Your task is to give the listing below back word for word, pictures excluded.

══════════

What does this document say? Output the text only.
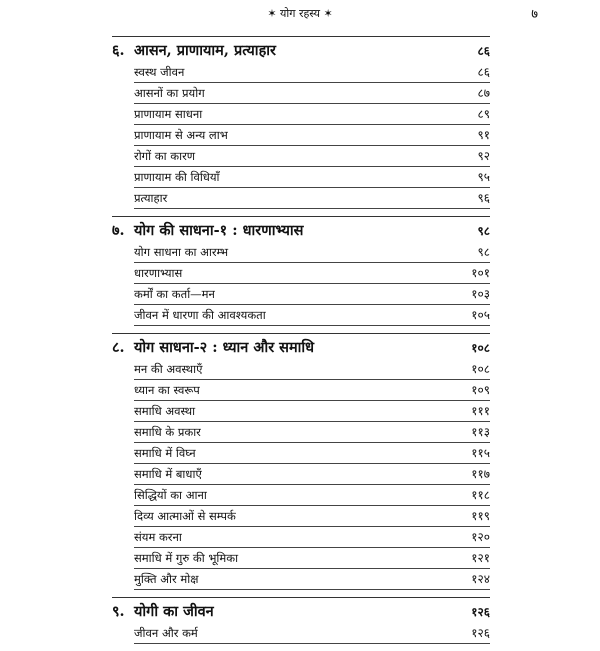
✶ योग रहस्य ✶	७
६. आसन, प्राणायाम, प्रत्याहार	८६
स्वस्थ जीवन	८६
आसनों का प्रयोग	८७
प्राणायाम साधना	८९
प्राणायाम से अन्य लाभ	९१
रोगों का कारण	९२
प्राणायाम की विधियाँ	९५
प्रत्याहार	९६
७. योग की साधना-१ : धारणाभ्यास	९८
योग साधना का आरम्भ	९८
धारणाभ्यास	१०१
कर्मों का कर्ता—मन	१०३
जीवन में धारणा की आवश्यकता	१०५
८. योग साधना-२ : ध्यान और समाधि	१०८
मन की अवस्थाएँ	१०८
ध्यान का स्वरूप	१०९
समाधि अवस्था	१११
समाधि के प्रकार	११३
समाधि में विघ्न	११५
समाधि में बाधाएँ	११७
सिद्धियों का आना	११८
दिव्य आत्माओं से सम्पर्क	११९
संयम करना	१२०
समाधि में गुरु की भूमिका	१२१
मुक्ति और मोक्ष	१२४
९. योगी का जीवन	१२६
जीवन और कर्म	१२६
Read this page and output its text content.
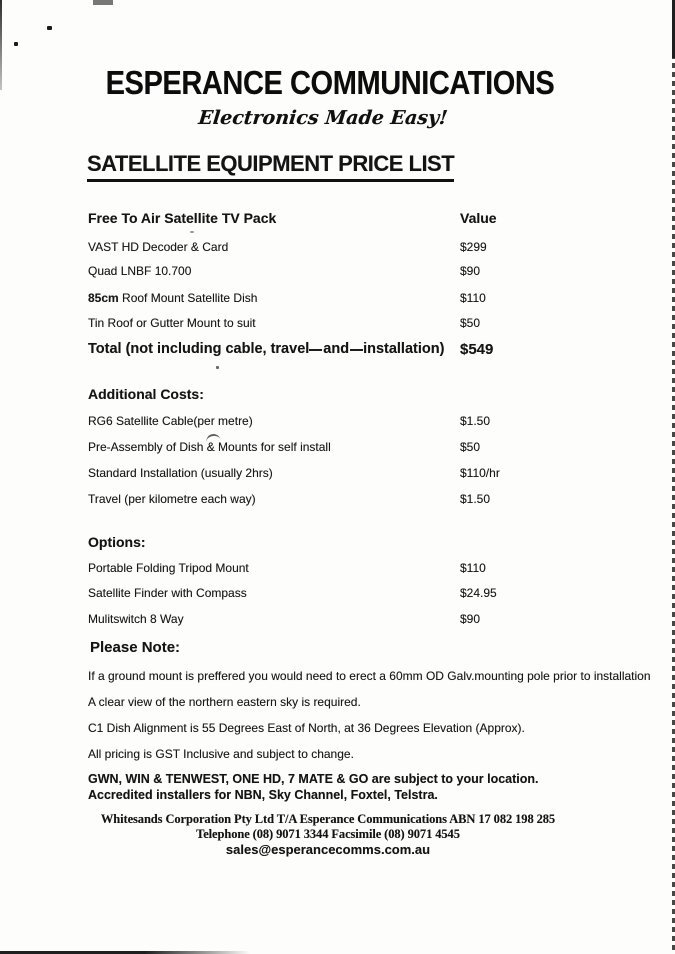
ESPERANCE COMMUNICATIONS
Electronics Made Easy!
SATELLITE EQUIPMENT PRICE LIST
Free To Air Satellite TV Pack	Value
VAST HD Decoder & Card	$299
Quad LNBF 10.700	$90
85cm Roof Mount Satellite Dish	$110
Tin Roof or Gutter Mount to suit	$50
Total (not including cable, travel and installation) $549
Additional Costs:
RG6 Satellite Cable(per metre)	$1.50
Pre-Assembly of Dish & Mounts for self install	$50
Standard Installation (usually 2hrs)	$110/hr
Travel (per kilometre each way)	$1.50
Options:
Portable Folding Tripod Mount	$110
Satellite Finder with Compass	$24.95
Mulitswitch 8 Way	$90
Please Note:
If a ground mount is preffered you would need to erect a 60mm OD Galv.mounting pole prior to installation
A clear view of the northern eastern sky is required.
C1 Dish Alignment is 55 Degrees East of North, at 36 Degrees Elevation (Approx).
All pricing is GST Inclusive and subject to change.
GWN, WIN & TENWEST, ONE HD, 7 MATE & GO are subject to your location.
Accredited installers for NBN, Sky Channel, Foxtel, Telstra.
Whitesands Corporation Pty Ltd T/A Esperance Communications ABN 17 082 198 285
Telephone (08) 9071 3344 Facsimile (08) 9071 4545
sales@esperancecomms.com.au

══════════

§ Finished exercise:
What does this document say? Output the text only.
✶ योग रहस्य ✶	७
६. आसन, प्राणायाम, प्रत्याहार	८६
स्वस्थ जीवन	८६
आसनों का प्रयोग	८७
प्राणायाम साधना	८९
प्राणायाम से अन्य लाभ	९१
रोगों का कारण	९२
प्राणायाम की विधियाँ	९५
प्रत्याहार	९६
७. योग की साधना-१ : धारणाभ्यास	९८
योग साधना का आरम्भ	९८
धारणाभ्यास	१०१
कर्मों का कर्ता—मन	१०३
जीवन में धारणा की आवश्यकता	१०५
८. योग साधना-२ : ध्यान और समाधि	१०८
मन की अवस्थाएँ	१०८
ध्यान का स्वरूप	१०९
समाधि अवस्था	१११
समाधि के प्रकार	११३
समाधि में विघ्न	११५
समाधि में बाधाएँ	११७
सिद्धियों का आना	११८
दिव्य आत्माओं से सम्पर्क	११९
संयम करना	१२०
समाधि में गुरु की भूमिका	१२१
मुक्ति और मोक्ष	१२४
९. योगी का जीवन	१२६
जीवन और कर्म	१२६
Read this page and output its text content.
ESPERANCE COMMUNICATIONS
Electronics Made Easy!
SATELLITE EQUIPMENT PRICE LIST
Free To Air Satellite TV Pack	Value
VAST HD Decoder & Card	$299
Quad LNBF 10.700	$90
85cm Roof Mount Satellite Dish	$110
Tin Roof or Gutter Mount to suit	$50
Total (not including cable, travel and installation) $549
Additional Costs:
RG6 Satellite Cable(per metre)	$1.50
Pre-Assembly of Dish & Mounts for self install	$50
Standard Installation (usually 2hrs)	$110/hr
Travel (per kilometre each way)	$1.50
Options:
Portable Folding Tripod Mount	$110
Satellite Finder with Compass	$24.95
Mulitswitch 8 Way	$90
Please Note:
If a ground mount is preffered you would need to erect a 60mm OD Galv.mounting pole prior to installation
A clear view of the northern eastern sky is required.
C1 Dish Alignment is 55 Degrees East of North, at 36 Degrees Elevation (Approx).
All pricing is GST Inclusive and subject to change.
GWN, WIN & TENWEST, ONE HD, 7 MATE & GO are subject to your location.
Accredited installers for NBN, Sky Channel, Foxtel, Telstra.
Whitesands Corporation Pty Ltd T/A Esperance Communications ABN 17 082 198 285
Telephone (08) 9071 3344 Facsimile (08) 9071 4545
sales@esperancecomms.com.au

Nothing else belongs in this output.